### Exercise brief
Every line that contains the word "page" should be copied out.

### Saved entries
>> START
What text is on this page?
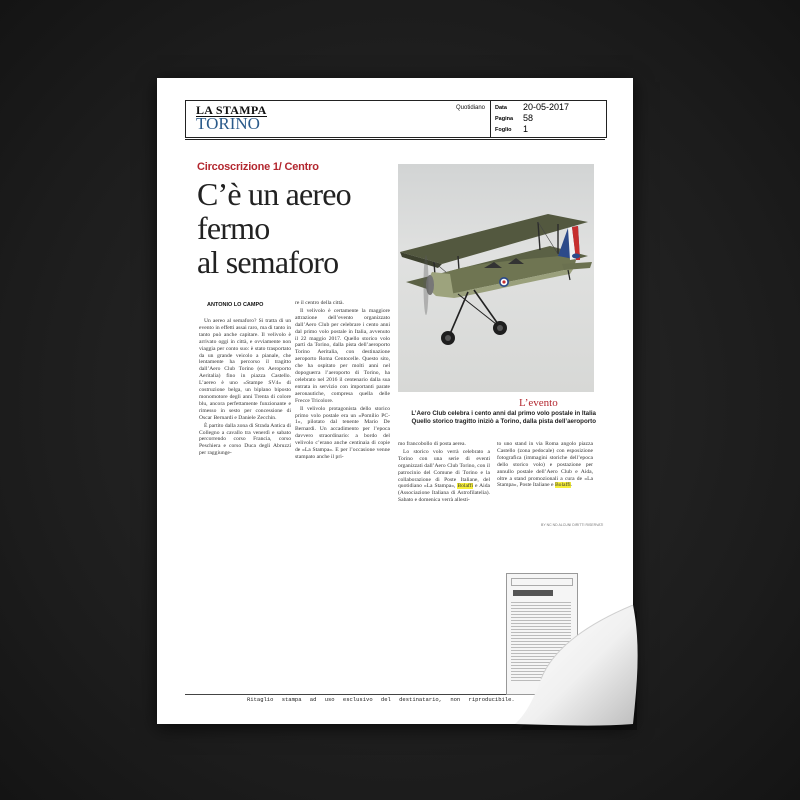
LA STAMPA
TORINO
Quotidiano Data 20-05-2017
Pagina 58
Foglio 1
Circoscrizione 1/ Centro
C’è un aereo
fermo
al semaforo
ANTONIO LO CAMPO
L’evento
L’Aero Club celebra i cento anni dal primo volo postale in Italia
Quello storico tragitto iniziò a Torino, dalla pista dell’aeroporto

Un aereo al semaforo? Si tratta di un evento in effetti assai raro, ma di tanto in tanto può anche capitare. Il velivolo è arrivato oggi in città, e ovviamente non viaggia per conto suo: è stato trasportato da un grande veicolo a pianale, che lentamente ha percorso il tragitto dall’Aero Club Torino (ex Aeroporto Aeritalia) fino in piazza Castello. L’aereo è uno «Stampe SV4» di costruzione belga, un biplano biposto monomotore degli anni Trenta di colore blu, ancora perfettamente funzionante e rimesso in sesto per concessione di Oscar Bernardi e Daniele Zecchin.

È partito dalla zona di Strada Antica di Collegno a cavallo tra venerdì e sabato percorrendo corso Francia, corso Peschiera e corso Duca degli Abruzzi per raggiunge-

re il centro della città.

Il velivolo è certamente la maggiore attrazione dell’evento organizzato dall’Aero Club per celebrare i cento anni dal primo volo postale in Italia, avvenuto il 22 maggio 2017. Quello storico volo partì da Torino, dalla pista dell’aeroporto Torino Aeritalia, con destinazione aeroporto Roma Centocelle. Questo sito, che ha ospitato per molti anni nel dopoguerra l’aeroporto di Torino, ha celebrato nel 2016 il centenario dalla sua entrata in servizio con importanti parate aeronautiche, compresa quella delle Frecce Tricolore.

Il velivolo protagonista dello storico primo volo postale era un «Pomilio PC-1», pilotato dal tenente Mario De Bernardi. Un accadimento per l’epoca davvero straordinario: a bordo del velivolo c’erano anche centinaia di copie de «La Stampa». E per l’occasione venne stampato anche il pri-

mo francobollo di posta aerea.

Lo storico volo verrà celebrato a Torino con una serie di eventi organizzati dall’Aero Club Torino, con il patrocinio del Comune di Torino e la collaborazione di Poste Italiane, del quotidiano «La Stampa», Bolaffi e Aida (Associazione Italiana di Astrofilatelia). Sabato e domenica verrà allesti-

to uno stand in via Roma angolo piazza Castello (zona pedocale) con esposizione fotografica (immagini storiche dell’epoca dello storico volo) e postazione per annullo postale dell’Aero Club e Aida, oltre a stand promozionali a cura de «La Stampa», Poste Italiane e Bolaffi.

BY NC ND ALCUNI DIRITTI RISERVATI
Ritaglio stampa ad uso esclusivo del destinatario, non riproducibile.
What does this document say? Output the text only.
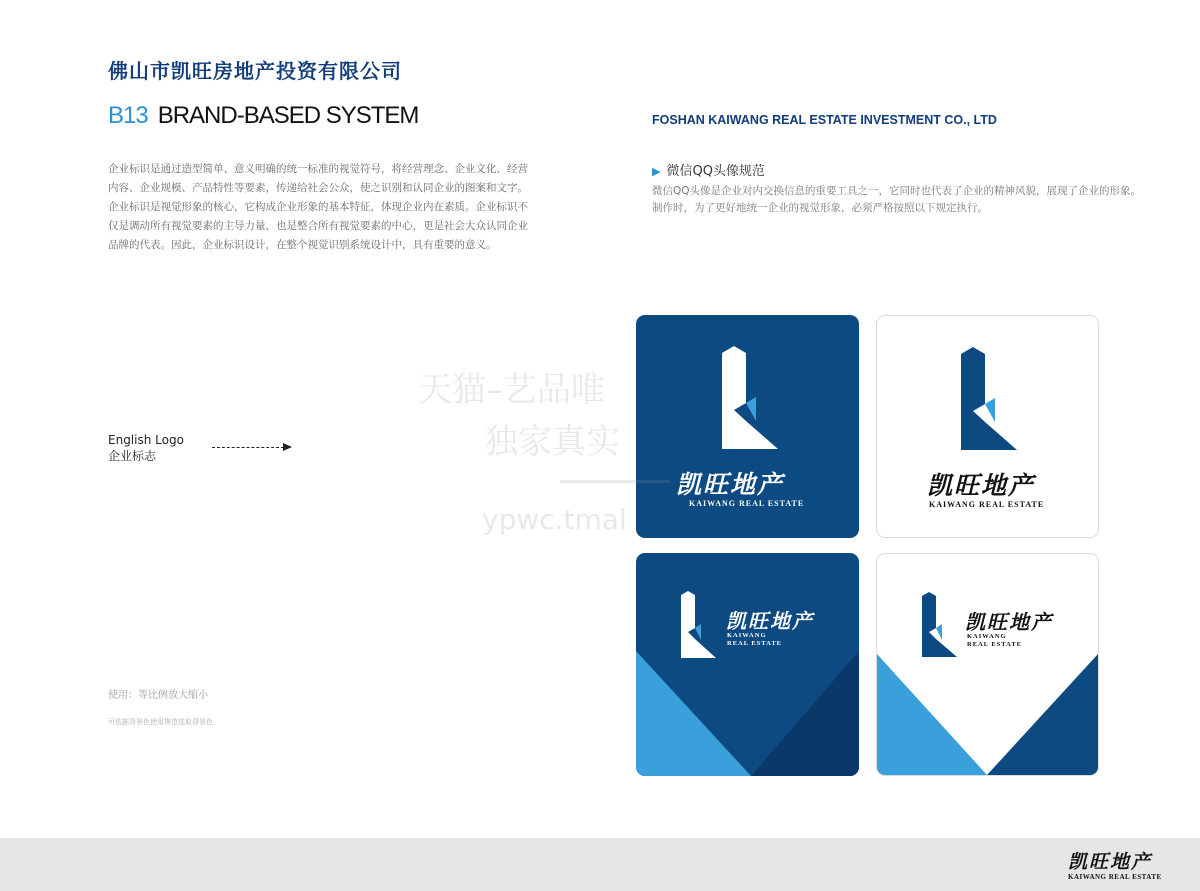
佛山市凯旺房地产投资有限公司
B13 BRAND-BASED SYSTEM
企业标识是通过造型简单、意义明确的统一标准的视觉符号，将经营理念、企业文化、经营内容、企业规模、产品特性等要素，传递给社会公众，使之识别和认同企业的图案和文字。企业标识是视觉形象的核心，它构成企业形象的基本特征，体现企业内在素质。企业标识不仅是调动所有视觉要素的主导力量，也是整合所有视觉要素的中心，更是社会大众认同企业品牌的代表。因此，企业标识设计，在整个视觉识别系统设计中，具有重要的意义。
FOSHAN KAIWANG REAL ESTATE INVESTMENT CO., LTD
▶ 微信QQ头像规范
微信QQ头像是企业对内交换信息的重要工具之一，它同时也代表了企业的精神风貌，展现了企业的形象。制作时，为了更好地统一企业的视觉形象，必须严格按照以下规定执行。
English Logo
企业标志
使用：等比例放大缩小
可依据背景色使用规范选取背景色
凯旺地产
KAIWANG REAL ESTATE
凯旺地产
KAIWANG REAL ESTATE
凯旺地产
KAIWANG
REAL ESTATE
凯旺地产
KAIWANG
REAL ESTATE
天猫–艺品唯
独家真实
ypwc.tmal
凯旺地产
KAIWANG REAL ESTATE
>> END
>> START
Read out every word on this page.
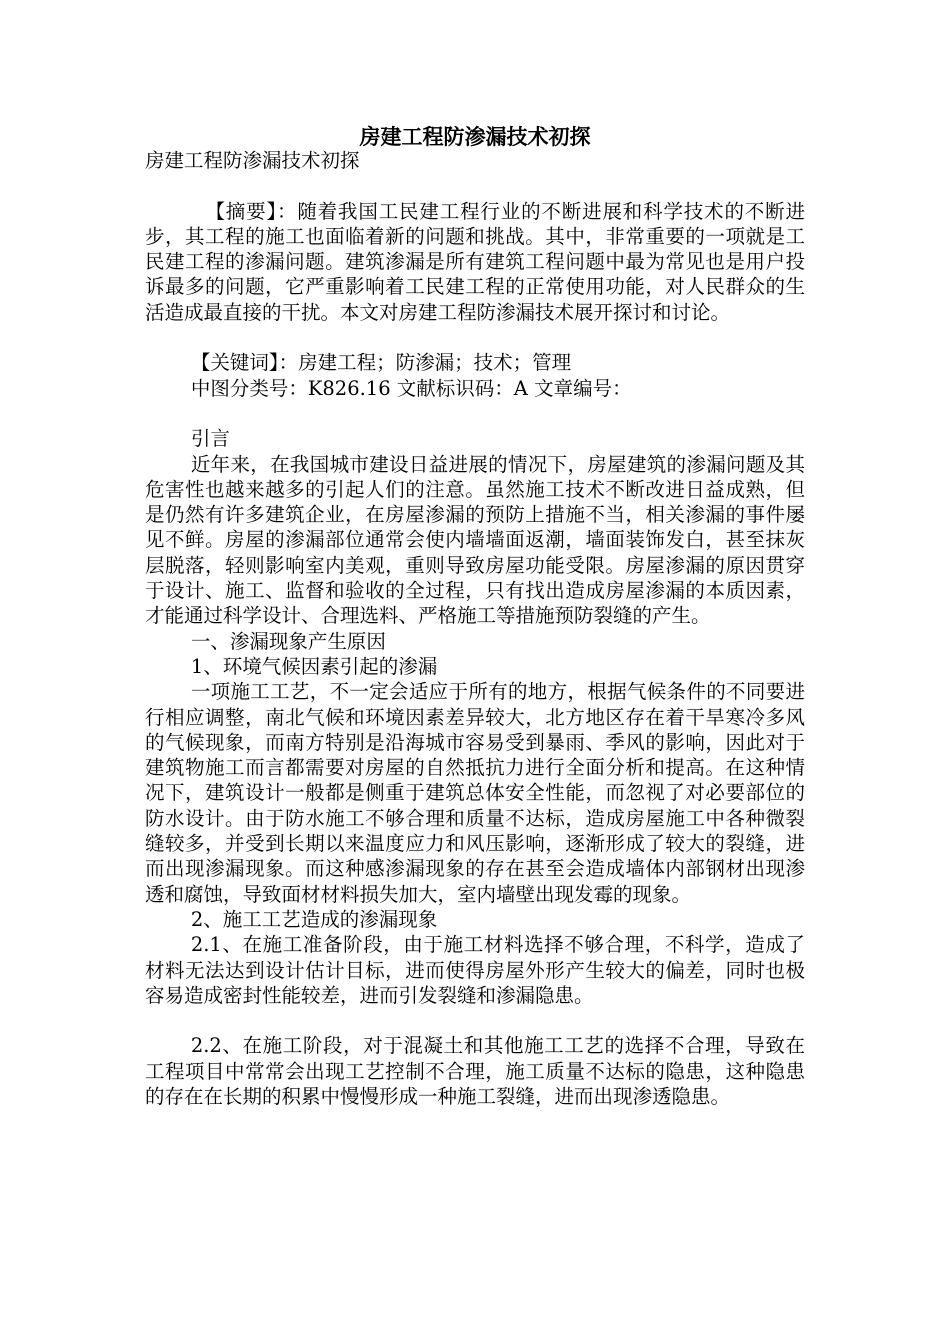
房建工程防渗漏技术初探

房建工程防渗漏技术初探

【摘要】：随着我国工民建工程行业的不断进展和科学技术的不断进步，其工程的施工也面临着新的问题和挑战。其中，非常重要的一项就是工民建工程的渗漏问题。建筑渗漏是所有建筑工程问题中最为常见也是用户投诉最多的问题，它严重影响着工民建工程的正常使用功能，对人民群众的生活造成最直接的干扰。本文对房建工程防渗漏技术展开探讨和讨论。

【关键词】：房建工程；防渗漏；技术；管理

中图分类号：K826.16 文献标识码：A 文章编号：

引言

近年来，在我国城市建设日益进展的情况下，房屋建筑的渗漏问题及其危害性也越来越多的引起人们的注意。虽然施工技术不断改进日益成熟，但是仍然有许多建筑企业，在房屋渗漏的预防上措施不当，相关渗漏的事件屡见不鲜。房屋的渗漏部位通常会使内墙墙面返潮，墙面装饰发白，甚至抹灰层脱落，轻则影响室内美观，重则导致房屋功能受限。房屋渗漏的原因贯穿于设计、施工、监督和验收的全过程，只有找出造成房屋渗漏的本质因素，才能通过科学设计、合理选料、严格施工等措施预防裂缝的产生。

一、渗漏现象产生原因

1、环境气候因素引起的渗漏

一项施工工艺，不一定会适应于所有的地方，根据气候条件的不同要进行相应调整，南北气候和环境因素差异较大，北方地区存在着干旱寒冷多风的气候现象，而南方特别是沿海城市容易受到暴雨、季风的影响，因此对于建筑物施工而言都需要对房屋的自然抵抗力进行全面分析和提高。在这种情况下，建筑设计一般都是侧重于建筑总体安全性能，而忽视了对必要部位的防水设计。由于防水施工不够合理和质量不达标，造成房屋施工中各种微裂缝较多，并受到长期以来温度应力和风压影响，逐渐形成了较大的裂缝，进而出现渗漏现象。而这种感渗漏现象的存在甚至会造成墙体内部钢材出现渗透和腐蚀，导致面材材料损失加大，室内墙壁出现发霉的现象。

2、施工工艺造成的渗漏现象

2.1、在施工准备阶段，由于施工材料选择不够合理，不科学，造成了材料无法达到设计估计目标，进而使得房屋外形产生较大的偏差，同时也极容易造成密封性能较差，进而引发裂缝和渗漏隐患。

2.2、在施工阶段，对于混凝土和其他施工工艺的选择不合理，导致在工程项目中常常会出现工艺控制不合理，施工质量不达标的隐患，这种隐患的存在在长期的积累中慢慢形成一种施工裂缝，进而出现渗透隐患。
>> END
### Answer below
What text is on this page?
Read out every word on this page.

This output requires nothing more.